= Task details =
Repeat the material below exactly, line for line.

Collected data

+++++

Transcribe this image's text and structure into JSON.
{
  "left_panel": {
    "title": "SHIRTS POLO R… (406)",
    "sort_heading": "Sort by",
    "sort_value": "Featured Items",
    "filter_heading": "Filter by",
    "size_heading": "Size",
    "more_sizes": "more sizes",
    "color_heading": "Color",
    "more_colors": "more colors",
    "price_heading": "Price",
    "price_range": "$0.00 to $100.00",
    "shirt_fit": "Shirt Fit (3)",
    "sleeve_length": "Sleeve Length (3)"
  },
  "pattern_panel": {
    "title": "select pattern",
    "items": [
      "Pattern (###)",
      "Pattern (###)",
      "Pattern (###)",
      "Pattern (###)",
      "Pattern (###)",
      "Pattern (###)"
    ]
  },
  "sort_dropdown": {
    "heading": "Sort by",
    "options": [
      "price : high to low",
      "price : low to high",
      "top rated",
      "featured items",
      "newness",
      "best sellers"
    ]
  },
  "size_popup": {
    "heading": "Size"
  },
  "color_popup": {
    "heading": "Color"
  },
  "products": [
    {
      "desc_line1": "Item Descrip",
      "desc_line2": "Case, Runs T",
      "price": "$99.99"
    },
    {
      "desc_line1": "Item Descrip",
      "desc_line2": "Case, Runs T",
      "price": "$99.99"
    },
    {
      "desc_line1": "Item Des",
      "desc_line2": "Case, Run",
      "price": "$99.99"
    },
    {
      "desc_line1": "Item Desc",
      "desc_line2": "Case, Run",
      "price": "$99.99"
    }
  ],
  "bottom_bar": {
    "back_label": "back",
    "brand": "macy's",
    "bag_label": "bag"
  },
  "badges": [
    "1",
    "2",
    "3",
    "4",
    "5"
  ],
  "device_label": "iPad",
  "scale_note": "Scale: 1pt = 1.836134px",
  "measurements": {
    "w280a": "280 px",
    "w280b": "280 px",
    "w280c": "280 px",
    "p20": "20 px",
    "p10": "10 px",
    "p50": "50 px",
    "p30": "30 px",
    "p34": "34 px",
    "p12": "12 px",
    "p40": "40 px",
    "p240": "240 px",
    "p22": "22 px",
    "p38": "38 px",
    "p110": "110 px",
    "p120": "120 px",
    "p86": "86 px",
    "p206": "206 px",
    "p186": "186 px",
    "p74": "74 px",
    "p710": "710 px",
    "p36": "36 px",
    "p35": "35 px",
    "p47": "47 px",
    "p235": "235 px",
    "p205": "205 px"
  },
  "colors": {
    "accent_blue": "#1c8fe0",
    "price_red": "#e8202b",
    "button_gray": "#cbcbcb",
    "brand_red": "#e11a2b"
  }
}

+++++

= Output of the exercise =
Transcribe this image's text and structure into JSON.
{
  "left_panel": {
    "title": "SHIRTS POLO R… (406)",
    "sort_heading": "Sort by",
    "sort_value": "Featured Items",
    "filter_heading": "Filter by",
    "size_heading": "Size",
    "more_sizes": "more sizes",
    "color_heading": "Color",
    "more_colors": "more colors",
    "price_heading": "Price",
    "price_range": "$0.00 to $100.00",
    "shirt_fit": "Shirt Fit (3)",
    "sleeve_length": "Sleeve Length (3)"
  },
  "pattern_panel": {
    "title": "select pattern",
    "items": [
      "Pattern (###)",
      "Pattern (###)",
      "Pattern (###)",
      "Pattern (###)",
      "Pattern (###)",
      "Pattern (###)"
    ]
  },
  "sort_dropdown": {
    "heading": "Sort by",
    "options": [
      "price : high to low",
      "price : low to high",
      "top rated",
      "featured items",
      "newness",
      "best sellers"
    ]
  },
  "size_popup": {
    "heading": "Size"
  },
  "color_popup": {
    "heading": "Color"
  },
  "products": [
    {
      "desc_line1": "Item Descrip",
      "desc_line2": "Case, Runs T",
      "price": "$99.99"
    },
    {
      "desc_line1": "Item Descrip",
      "desc_line2": "Case, Runs T",
      "price": "$99.99"
    },
    {
      "desc_line1": "Item Des",
      "desc_line2": "Case, Run",
      "price": "$99.99"
    },
    {
      "desc_line1": "Item Desc",
      "desc_line2": "Case, Run",
      "price": "$99.99"
    }
  ],
  "bottom_bar": {
    "back_label": "back",
    "brand": "macy's",
    "bag_label": "bag"
  },
  "badges": [
    "1",
    "2",
    "3",
    "4",
    "5"
  ],
  "device_label": "iPad",
  "scale_note": "Scale: 1pt = 1.836134px",
  "measurements": {
    "w280a": "280 px",
    "w280b": "280 px",
    "w280c": "280 px",
    "p20": "20 px",
    "p10": "10 px",
    "p50": "50 px",
    "p30": "30 px",
    "p34": "34 px",
    "p12": "12 px",
    "p40": "40 px",
    "p240": "240 px",
    "p22": "22 px",
    "p38": "38 px",
    "p110": "110 px",
    "p120": "120 px",
    "p86": "86 px",
    "p206": "206 px",
    "p186": "186 px",
    "p74": "74 px",
    "p710": "710 px",
    "p36": "36 px",
    "p35": "35 px",
    "p47": "47 px",
    "p235": "235 px",
    "p205": "205 px"
  },
  "colors": {
    "accent_blue": "#1c8fe0",
    "price_red": "#e8202b",
    "button_gray": "#cbcbcb",
    "brand_red": "#e11a2b"
  }
}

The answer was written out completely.